25791
Emotional False Memories in Children with Autism Spectrum Disorder

Friday, May 12, 2017: 5:00 PM-6:30 PM
Golden Gate Ballroom (Marriott Marquis Hotel)
E. J. Adler1, C. Mirandola2, M. K. Krug3, K. Argente1, J. Farren1, C. W. Nordahl1, D. G. Amaral4, S. Ghetti5 and M. Solomon6, (1)Department of Psychiatry & Behavioral Sciences, University of California-Davis, Sacramento, CA, (2)Department of General Psychology, University of Padova, Italy, Padova, Italy, (3)MIND Institute, Sacramento, CA, (4)Psychiatry and Behavioral Sciences, University of California at Davis, MIND Institute, Sacramento, CA, (5)Department of Psychology, University of California-Davis, Davis, CA, (6)Department of Psychiatry & Behavioral Sciences, MIND Institute , Sacramento, CA
Background:  Memory functioning in children with ASD is a relatively neglected area of research. However, there is evidence that adults with ASD, compared to adults with typical development (TD), may be less prone to experience associative illusions of memory as a result of impaired ability to engage in semantic processing (Beversdorf et al., 2000). However, it is unclear whether this pattern of results is present in children tested for memories of pictures of sequences of life events and memories that include emotional content. Work in other neurodevelopmental disorders has shown that children with non-verbal learning disorder (NLD) show a tendency to falsely recognize unseen causes of negative emotional events more than neutral events, suggesting that emotion facilitates this type of inferential error for children with NLD (Mirandola et al., 2014). In contrast, our work has shown that adolescents and young adults with ASD struggle to process positive emotion as demonstrated by their failure to process positive feedback (Solomon et al., 2011).

Objectives:  To test if emotion facilitates the rate and type of false recognition of events in a sample of children with ASD and TD.

Methods: The present study examined children with ASD (N=27; Age M=10.8, SD=1.4) and an IQ-matched sample of children with TD (N=37; Age M=11.3, SD=1.5). Participants viewed a series of photographs for scripted events (e.g., making dinner, waking up in the morning). Embedded in each scripted episode were positive, negative, and neutral consequences (i.e., effects) of unseen actions (i.e., causes). Memory was then tested on a yes/no recognition task that included old and new photographs (i.e., distractors). Three classes of distractors were used: Causal: These photographs depicted unseen causes of seen effects (positive, negative and neutral); Gap-Filling: These photographs included unseen events that were consistent with viewed scripts (positive, negative and neutral); and Inconsistent: These photographs included unseen events that were inconsistent with viewed scripts.

#### Material supplied:
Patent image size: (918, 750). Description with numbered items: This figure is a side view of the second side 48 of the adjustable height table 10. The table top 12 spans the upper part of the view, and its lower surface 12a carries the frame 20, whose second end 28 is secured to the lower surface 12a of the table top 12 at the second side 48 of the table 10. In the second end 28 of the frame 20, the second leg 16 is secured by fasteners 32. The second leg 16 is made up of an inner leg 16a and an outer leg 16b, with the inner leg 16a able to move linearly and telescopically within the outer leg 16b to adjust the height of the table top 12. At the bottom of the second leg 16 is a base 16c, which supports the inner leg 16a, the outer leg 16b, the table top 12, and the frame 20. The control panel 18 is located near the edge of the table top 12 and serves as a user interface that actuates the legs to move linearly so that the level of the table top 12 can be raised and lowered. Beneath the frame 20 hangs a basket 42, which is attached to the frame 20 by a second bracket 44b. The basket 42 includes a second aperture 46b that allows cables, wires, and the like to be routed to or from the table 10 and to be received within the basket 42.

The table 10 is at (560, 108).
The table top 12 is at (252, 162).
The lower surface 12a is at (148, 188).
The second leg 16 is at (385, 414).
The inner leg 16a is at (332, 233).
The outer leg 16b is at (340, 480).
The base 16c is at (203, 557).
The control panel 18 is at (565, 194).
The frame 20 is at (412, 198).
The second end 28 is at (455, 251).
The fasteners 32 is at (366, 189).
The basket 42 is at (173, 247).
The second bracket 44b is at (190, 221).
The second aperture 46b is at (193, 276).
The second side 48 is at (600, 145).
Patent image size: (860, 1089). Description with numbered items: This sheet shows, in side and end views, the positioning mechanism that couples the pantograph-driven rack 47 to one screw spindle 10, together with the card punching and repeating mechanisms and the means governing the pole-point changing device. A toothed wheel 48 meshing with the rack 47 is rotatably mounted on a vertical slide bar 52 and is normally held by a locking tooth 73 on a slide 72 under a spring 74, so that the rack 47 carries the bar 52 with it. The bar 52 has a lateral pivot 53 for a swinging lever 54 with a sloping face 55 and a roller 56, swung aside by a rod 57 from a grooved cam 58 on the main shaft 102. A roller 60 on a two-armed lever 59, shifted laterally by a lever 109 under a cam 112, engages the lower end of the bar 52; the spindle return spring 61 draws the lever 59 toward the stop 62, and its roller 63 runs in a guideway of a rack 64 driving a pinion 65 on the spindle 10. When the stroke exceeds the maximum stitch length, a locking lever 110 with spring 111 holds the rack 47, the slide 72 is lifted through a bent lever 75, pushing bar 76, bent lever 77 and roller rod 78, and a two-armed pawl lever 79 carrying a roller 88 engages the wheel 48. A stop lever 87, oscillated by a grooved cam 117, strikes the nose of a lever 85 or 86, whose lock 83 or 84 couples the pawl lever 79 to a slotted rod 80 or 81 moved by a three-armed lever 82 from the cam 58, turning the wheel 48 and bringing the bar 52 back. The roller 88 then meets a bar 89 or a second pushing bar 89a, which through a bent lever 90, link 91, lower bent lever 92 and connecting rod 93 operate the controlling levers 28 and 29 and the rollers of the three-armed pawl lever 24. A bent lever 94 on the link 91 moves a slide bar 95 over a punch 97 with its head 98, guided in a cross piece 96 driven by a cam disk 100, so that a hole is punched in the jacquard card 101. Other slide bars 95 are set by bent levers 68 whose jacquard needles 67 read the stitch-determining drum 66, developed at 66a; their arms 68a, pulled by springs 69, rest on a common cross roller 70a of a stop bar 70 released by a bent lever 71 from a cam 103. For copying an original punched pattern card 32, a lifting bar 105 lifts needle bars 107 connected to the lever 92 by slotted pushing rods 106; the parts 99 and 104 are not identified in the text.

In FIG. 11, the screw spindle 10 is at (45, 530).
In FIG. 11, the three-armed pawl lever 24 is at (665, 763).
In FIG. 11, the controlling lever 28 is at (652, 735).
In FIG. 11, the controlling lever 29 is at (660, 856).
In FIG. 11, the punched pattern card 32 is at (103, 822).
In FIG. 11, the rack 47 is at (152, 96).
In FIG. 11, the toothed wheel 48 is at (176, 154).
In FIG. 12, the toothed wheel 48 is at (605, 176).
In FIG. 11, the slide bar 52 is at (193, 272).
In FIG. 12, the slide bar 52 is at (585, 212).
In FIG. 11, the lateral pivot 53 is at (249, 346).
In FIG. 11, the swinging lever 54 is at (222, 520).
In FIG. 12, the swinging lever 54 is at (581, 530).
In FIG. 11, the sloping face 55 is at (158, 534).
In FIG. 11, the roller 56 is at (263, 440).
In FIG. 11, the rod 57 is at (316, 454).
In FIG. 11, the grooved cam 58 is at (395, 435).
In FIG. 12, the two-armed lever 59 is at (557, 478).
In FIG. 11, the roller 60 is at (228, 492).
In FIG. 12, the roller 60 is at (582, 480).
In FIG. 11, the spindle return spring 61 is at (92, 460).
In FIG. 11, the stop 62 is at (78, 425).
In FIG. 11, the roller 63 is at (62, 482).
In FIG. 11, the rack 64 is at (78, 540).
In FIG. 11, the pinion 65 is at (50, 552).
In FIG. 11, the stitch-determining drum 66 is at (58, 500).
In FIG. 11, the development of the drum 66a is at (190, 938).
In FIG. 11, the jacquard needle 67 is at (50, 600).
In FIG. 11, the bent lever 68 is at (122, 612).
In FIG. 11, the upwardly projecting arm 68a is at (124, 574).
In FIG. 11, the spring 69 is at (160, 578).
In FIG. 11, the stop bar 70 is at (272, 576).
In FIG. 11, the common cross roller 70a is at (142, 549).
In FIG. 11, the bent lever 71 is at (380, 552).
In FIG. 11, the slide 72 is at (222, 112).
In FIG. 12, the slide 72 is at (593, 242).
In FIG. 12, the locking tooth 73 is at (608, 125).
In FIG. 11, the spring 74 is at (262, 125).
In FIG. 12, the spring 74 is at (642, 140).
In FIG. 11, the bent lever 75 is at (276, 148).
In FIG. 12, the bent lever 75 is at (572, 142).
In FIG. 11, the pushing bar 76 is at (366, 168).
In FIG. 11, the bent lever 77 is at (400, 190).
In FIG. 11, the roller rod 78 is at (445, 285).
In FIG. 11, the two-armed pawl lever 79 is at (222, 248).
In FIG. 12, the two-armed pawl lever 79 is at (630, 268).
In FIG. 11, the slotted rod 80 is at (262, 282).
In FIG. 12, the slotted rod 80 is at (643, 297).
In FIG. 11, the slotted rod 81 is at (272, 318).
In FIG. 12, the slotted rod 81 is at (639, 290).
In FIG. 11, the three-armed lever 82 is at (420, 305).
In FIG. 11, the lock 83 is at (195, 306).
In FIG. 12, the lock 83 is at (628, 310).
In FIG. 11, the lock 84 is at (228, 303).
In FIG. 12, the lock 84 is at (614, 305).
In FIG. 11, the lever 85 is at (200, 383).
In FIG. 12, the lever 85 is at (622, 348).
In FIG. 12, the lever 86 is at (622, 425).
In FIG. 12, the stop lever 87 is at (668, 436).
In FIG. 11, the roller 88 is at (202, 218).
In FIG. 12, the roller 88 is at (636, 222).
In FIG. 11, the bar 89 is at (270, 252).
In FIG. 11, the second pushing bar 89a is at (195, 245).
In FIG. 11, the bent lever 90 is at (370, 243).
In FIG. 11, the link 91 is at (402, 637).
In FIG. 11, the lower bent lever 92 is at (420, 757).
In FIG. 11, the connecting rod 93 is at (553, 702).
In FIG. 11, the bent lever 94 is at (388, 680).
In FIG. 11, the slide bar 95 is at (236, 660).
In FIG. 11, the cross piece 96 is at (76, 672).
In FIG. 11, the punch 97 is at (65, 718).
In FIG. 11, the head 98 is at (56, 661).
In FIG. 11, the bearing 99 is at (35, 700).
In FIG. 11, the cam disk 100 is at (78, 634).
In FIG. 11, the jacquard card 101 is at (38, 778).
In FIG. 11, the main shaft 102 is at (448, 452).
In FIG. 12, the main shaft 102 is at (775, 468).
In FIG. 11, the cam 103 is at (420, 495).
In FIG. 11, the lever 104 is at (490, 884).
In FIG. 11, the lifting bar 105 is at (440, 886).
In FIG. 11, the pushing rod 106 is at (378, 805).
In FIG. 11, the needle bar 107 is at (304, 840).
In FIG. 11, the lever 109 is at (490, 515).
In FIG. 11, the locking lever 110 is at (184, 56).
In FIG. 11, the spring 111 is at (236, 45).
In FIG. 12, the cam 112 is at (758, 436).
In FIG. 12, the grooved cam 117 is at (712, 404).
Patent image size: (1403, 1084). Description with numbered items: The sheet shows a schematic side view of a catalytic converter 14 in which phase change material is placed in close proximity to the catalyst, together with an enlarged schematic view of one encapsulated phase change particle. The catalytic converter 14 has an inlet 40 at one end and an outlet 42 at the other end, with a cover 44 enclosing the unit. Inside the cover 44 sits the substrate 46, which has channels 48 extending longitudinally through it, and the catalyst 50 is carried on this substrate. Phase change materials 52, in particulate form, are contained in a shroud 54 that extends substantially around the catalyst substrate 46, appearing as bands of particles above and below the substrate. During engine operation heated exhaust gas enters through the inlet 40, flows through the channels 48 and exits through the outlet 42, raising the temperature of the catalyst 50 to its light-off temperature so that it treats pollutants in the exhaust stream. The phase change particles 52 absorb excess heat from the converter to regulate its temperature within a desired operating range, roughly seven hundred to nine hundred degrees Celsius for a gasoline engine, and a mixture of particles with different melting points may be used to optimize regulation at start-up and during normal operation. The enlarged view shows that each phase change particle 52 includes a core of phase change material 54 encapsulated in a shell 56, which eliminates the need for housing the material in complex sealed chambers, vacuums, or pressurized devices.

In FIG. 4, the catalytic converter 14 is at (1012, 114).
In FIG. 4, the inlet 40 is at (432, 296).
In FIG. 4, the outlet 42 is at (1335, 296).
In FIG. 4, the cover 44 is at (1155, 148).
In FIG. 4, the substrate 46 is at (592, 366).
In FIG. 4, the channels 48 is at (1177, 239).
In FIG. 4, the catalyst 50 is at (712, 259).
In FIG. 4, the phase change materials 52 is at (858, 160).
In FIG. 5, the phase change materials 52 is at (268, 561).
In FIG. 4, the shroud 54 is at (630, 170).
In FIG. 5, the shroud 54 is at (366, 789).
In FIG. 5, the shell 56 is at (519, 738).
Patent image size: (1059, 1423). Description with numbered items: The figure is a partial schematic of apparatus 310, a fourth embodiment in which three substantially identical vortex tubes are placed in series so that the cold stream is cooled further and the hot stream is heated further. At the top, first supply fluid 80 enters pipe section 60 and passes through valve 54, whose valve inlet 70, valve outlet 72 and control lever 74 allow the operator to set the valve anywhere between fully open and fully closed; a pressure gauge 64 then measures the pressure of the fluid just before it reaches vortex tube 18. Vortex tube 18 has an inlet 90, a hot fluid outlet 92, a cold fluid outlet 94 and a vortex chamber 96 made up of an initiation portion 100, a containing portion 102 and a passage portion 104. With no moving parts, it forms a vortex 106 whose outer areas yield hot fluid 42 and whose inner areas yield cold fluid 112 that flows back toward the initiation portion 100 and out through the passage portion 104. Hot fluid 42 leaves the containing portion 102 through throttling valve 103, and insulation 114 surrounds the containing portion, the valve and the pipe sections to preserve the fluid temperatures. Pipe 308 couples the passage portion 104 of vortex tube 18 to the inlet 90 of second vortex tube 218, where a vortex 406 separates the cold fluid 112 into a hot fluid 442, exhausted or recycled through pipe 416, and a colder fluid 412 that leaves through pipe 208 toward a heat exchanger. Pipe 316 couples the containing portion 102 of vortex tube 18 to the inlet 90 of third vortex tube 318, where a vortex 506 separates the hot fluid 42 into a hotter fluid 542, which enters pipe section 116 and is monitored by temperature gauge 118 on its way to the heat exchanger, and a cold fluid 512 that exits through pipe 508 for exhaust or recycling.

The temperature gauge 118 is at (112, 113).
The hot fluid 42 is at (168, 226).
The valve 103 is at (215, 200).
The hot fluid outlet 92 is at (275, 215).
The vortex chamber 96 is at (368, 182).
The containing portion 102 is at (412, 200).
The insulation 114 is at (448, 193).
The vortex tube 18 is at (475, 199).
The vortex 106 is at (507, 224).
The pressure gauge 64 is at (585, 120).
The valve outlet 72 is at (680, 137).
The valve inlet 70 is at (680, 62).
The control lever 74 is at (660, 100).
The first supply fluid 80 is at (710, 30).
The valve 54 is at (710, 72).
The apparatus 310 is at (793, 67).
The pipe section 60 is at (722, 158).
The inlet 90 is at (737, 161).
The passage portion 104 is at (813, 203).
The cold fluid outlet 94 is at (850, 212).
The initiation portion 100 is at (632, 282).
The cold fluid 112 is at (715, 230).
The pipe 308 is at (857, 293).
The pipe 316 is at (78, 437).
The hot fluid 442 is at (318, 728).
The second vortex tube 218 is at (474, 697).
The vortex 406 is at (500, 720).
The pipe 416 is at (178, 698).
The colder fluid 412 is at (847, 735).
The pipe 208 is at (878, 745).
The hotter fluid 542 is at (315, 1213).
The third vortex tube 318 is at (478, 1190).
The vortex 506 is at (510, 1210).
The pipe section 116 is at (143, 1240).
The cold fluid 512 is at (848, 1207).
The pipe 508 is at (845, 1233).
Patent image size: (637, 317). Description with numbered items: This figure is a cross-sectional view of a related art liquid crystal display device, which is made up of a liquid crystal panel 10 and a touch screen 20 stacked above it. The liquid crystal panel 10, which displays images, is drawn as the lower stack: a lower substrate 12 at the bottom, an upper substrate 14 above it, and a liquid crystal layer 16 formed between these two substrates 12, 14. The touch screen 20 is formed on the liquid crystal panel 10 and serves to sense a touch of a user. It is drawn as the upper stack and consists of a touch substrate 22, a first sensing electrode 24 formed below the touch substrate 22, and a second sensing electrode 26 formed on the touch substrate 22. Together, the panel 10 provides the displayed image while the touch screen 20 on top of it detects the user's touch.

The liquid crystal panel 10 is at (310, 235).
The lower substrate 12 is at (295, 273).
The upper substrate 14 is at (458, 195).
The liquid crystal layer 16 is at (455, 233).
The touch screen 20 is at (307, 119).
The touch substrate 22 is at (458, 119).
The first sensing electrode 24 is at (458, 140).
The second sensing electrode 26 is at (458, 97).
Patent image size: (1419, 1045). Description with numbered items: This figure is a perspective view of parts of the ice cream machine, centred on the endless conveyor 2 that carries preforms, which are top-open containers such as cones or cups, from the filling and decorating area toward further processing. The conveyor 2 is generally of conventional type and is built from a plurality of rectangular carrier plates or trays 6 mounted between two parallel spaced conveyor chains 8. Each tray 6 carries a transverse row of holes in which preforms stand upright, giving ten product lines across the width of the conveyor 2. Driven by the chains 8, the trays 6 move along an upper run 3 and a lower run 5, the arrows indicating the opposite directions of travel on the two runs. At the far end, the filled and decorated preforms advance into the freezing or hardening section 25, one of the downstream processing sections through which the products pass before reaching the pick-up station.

#### Your assignment:
Continue the abstract on emotional false memories in children with autism from the end of its Methods section.

#### Exercise output:
Results: Both groups provided strong evidence of memory for photographs as indicated by high recognition hit rates for viewed photographs and low false alarm rates of unseen and script inconsistent pictures (See Table 1). Children with ASD falsely recognized more unseen photographs than did children with TD (t=4.259, p<.001), but the type of distractor mattered. Interestingly, children with ASD were equally likely to falsely recognize both unseen causes of seen photographs and photographs consistent with the script when they were positive (t= -0.592, p=.559), while both groups were more likely to falsely recognize unseen causes (i.e. causal errors) of negative and neutral events compared to gap-filling negative and neutral events. See Figure 1. Neither group showed an association between age and rate of error type.

Conclusions: These results support past research by showing that generally children have higher overall rates of causal errors than gap-filling errors though we found that children with ASD did not show this pattern for positive events. This atypical process of positive emotion is consistent with our group's prior findings of impairment in use of positive feedback and could have important implications for self-esteem, learning, and psychopathology.